[EXERCISE INSTRUCTIONS] Reproduce the records below in their entirety, character for character.

[DATA FOR THIS EXERCISE]
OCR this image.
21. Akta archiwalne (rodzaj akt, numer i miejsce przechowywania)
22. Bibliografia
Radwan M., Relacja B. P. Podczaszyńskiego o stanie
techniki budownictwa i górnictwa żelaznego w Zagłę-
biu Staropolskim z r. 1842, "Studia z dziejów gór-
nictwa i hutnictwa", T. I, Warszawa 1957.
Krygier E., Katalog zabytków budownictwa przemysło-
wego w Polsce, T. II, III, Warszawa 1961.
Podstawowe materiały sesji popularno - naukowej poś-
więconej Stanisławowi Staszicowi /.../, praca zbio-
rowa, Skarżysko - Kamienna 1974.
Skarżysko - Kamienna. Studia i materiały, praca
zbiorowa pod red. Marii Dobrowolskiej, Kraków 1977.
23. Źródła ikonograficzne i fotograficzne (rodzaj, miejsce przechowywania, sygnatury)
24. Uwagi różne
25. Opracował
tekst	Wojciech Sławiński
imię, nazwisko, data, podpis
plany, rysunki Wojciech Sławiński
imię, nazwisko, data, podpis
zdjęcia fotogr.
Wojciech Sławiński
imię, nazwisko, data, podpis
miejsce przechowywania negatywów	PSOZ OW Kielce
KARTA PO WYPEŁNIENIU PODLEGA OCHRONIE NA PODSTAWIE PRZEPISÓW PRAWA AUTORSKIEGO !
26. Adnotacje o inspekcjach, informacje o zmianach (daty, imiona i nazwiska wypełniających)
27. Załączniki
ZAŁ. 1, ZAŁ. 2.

[WORKED ANSWER]
OCR this image.
21. Akta archiwalne (rodzaj akt, numer i miejsce przechowywania)
22. Bibliografia
Radwan M., Relacja B. P. Podczaszyńskiego o stanie
techniki budownictwa i górnictwa żelaznego w Zagłę-
biu Staropolskim z r. 1842, "Studia z dziejów gór-
nictwa i hutnictwa", T. I, Warszawa 1957.
Krygier E., Katalog zabytków budownictwa przemysło-
wego w Polsce, T. II, III, Warszawa 1961.
Podstawowe materiały sesji popularno - naukowej poś-
więconej Stanisławowi Staszicowi /.../, praca zbio-
rowa, Skarżysko - Kamienna 1974.
Skarżysko - Kamienna. Studia i materiały, praca
zbiorowa pod red. Marii Dobrowolskiej, Kraków 1977.
23. Źródła ikonograficzne i fotograficzne (rodzaj, miejsce przechowywania, sygnatury)
24. Uwagi różne
25. Opracował
tekst	Wojciech Sławiński
imię, nazwisko, data, podpis
plany, rysunki Wojciech Sławiński
imię, nazwisko, data, podpis
zdjęcia fotogr.
Wojciech Sławiński
imię, nazwisko, data, podpis
miejsce przechowywania negatywów	PSOZ OW Kielce
KARTA PO WYPEŁNIENIU PODLEGA OCHRONIE NA PODSTAWIE PRZEPISÓW PRAWA AUTORSKIEGO !
26. Adnotacje o inspekcjach, informacje o zmianach (daty, imiona i nazwiska wypełniających)
27. Załączniki
ZAŁ. 1, ZAŁ. 2.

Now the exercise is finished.